### Records for this task
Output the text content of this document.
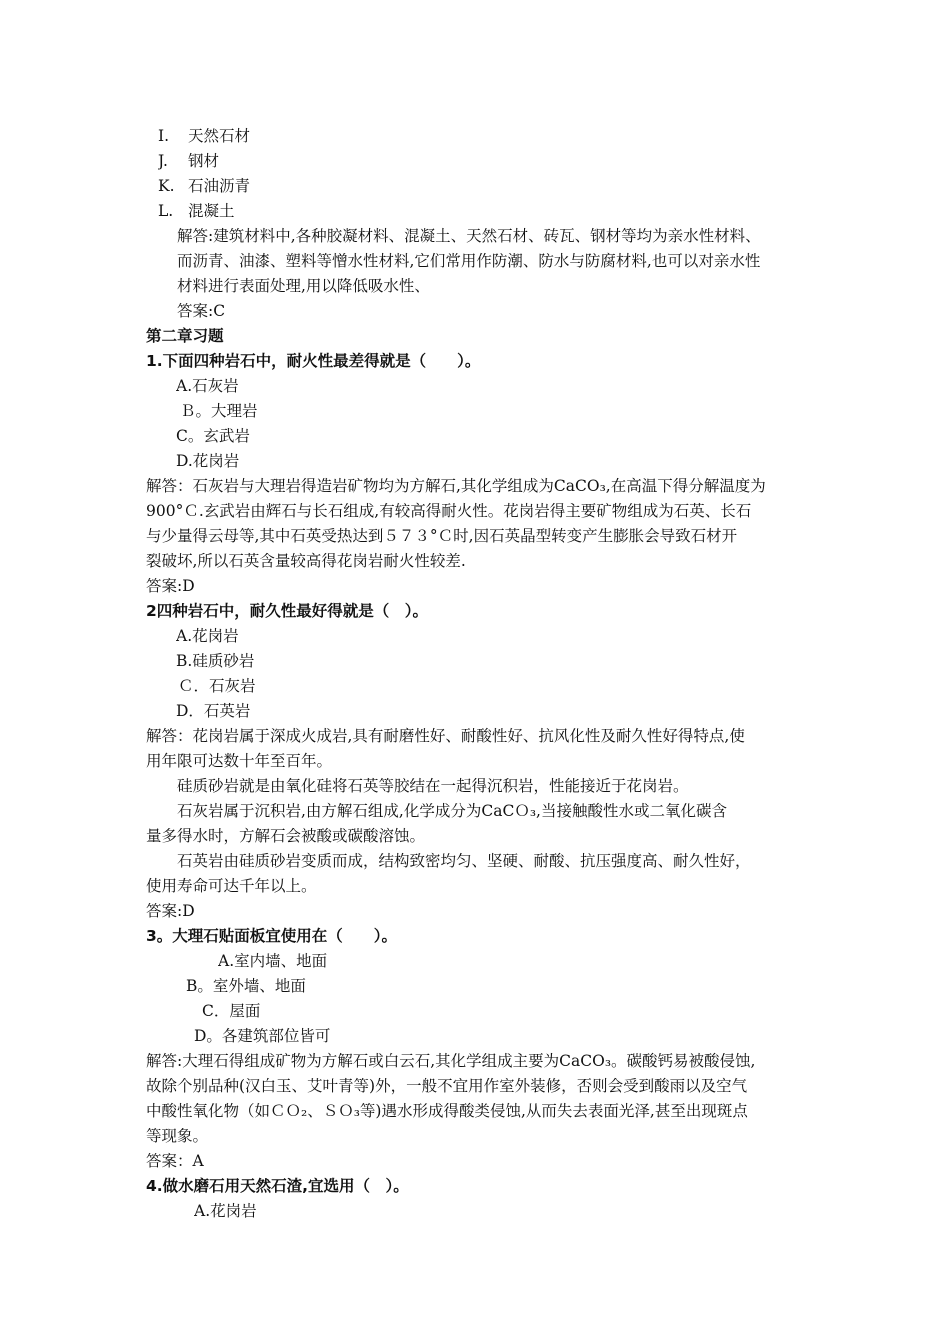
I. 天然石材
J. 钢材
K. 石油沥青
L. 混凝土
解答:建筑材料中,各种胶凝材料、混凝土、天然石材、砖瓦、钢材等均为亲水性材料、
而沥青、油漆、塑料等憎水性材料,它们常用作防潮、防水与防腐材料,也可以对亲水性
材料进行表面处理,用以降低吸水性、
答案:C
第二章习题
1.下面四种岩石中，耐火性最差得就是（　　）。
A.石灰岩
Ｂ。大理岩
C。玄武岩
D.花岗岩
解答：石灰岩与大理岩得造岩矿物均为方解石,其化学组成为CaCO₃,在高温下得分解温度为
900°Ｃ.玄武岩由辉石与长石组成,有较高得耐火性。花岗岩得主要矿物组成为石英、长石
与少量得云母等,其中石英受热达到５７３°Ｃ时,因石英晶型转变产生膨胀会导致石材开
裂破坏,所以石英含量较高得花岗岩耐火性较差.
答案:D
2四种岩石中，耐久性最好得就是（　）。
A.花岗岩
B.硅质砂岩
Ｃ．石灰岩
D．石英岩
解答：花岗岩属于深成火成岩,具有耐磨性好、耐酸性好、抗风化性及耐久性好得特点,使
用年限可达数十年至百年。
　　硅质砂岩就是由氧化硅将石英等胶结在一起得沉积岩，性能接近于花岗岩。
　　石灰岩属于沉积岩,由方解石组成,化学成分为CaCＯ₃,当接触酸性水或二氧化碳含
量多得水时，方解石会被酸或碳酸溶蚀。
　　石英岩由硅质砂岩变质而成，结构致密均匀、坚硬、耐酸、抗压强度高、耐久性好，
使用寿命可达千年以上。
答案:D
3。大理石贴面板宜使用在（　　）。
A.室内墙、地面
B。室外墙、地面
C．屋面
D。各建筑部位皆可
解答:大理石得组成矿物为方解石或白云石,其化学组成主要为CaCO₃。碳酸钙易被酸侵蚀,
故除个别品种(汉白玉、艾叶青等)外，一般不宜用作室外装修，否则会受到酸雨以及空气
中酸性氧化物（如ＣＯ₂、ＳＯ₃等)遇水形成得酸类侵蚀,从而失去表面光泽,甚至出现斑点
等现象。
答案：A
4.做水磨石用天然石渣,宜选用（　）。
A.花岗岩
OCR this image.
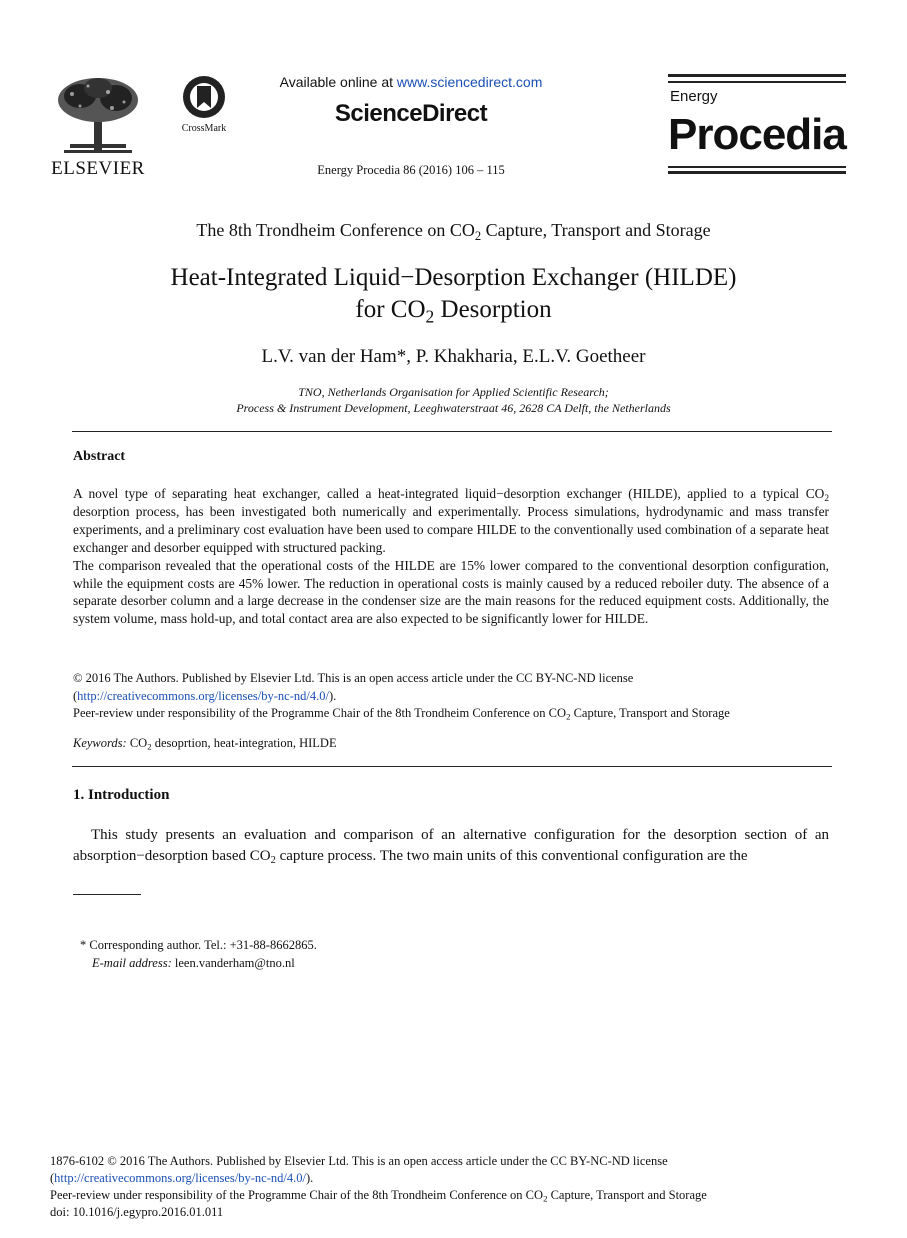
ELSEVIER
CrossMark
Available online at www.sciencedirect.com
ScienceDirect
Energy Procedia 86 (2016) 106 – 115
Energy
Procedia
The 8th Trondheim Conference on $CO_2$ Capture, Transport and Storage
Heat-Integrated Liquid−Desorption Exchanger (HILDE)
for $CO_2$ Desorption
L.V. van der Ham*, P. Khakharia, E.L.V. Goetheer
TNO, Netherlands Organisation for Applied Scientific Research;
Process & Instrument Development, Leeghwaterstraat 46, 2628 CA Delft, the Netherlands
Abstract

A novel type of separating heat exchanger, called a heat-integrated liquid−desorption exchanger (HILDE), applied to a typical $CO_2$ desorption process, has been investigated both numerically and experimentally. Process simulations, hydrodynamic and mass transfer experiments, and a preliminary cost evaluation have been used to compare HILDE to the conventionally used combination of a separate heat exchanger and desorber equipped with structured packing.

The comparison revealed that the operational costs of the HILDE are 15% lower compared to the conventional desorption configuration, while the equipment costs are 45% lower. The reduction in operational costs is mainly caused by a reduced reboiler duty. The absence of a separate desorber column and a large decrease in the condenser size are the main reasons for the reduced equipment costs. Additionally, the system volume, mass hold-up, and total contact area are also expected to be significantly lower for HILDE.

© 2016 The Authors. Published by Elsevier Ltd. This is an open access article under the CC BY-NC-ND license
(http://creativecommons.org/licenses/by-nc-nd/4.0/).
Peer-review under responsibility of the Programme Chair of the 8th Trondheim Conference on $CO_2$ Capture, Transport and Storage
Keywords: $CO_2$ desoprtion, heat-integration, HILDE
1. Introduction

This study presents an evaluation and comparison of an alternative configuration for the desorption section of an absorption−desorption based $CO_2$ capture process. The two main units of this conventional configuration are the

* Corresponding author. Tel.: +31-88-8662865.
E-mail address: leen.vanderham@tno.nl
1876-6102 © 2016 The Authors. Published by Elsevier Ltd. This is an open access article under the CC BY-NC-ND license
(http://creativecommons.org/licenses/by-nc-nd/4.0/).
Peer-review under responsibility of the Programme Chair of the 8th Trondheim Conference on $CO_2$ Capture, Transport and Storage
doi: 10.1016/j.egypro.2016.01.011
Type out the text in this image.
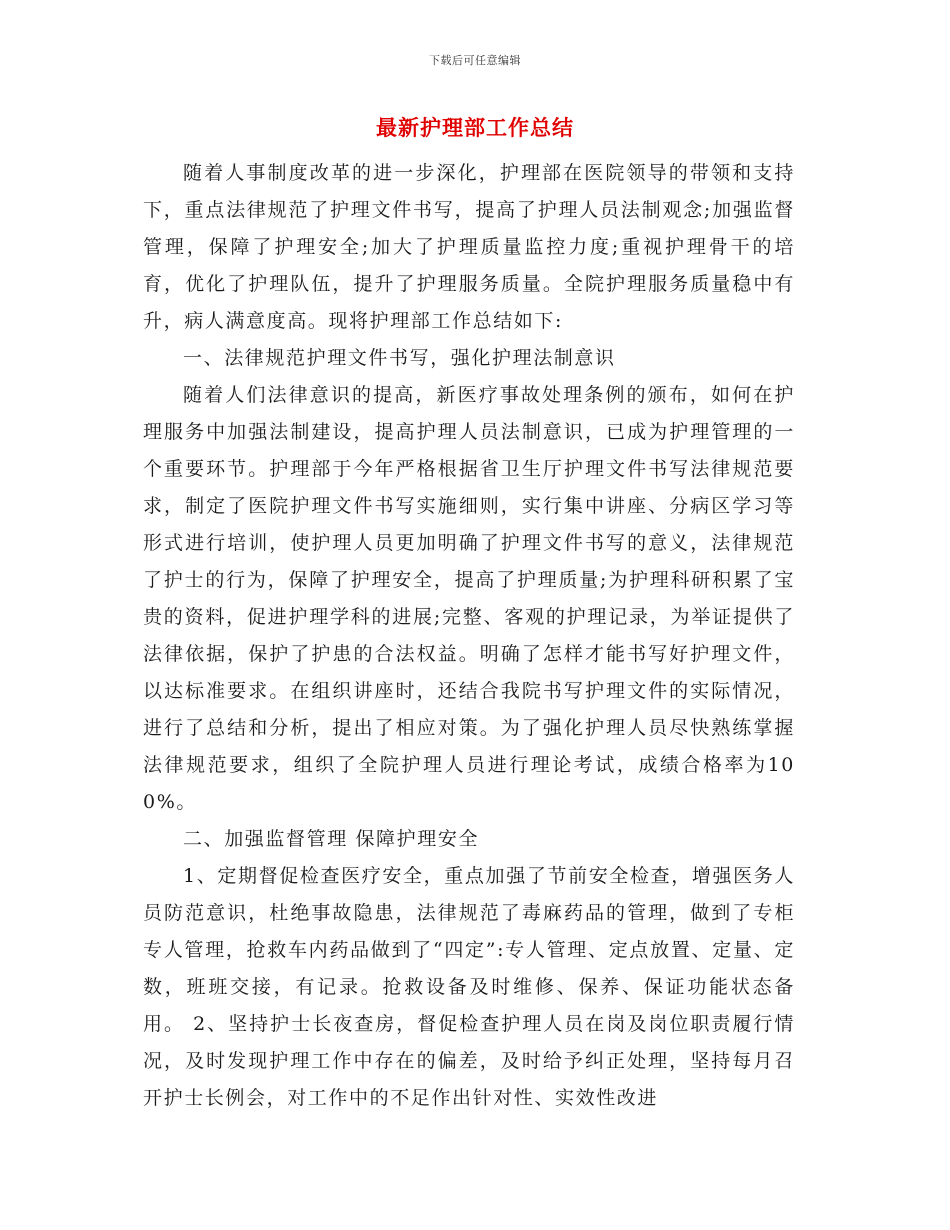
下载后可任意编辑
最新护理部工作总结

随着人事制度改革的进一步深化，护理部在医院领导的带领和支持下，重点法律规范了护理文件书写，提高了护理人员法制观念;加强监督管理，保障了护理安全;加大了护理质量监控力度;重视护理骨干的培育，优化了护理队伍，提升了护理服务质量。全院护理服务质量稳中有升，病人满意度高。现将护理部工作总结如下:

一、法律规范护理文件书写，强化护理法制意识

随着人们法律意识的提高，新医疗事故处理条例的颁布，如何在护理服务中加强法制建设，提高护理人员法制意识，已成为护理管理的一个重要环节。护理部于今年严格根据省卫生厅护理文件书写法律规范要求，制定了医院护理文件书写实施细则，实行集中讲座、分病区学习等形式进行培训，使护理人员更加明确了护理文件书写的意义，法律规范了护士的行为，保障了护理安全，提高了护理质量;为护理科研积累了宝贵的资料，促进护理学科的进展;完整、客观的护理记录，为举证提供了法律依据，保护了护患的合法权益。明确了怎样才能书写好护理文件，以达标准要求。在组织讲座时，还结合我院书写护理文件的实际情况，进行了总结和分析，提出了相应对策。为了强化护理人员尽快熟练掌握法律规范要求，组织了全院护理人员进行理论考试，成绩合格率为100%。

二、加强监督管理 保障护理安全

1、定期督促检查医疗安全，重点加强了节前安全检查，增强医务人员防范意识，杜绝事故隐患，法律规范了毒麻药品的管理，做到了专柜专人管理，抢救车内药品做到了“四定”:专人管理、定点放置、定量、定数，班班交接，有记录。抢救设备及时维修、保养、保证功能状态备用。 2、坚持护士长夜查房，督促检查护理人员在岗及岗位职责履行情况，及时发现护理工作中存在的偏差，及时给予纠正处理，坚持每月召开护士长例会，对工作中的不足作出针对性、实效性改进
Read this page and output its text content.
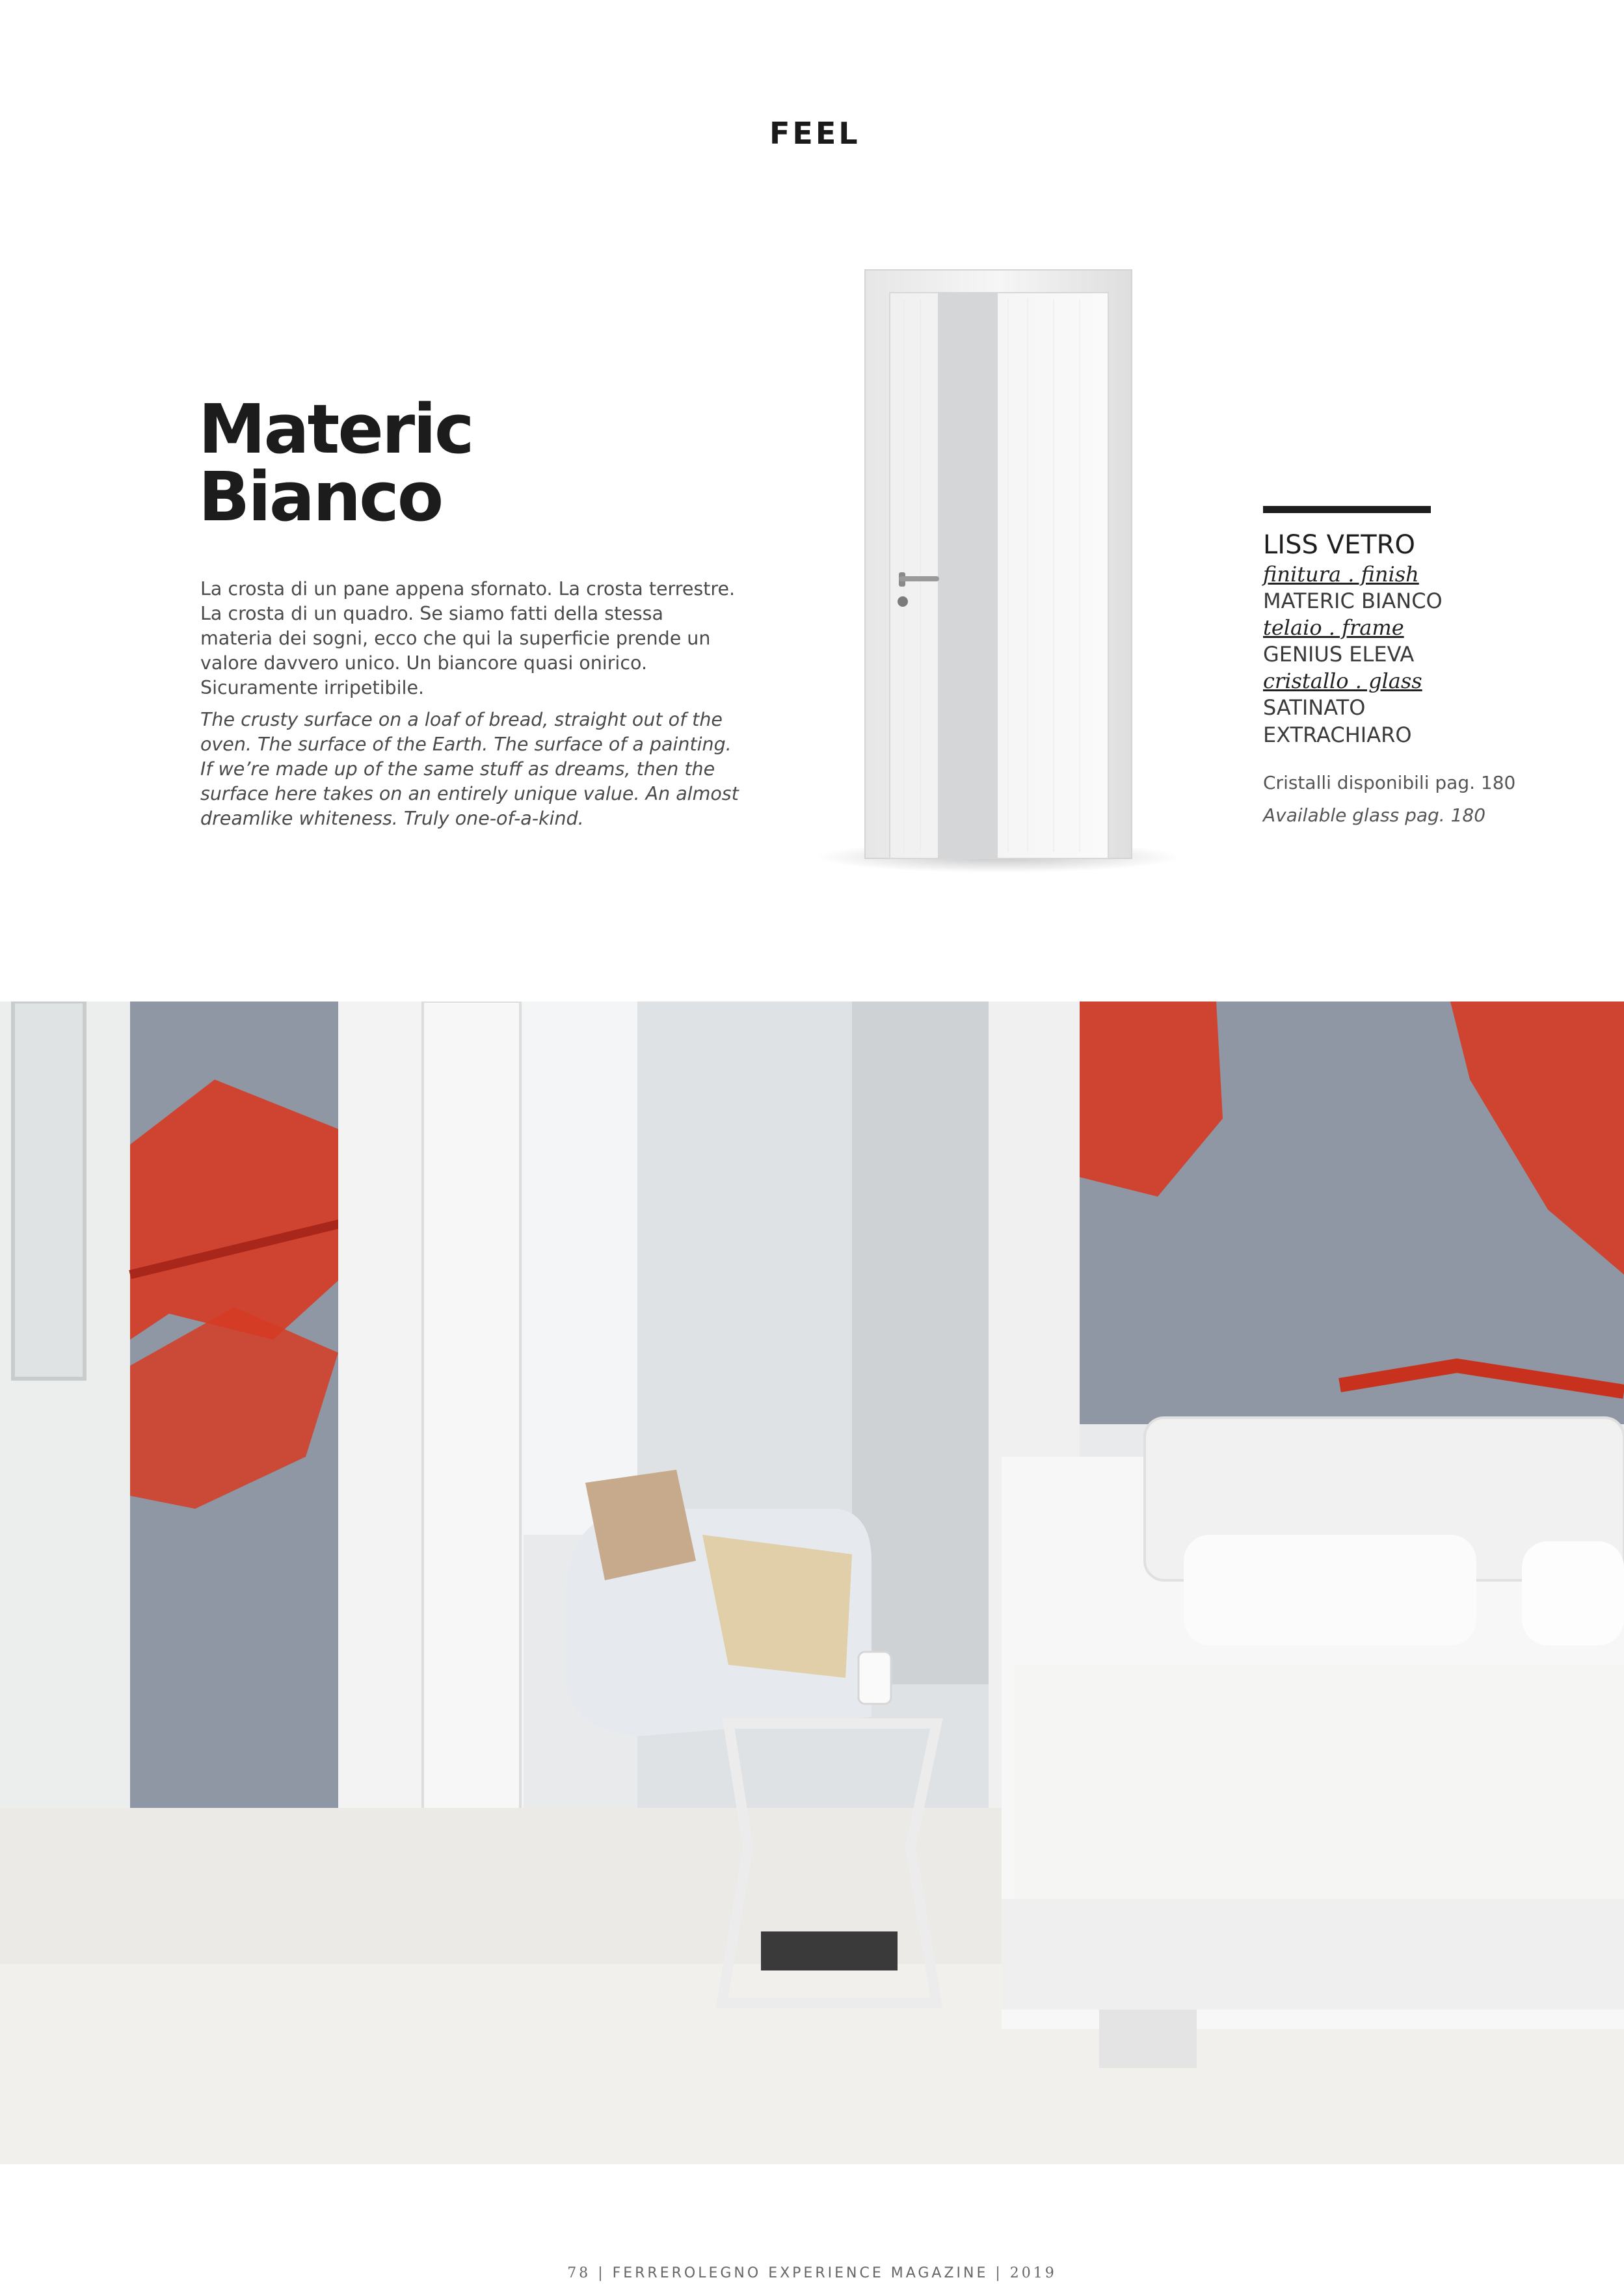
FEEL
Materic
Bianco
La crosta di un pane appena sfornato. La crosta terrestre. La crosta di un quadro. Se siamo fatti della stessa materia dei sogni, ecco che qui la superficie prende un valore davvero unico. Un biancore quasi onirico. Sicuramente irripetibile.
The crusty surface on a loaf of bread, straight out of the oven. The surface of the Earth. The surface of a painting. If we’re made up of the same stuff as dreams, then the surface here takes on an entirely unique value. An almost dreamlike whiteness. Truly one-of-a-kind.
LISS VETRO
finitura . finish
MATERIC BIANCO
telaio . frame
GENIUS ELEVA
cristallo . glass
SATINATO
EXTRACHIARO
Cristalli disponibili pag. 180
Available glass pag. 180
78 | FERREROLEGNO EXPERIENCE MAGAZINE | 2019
######
- Your goal
Read through the entries and copy each line in which "article" appears.

- Task solution
© 2016 The Authors. Published by Elsevier Ltd. This is an open access article under the CC BY-NC-ND license
1876-6102 © 2016 The Authors. Published by Elsevier Ltd. This is an open access article under the CC BY-NC-ND license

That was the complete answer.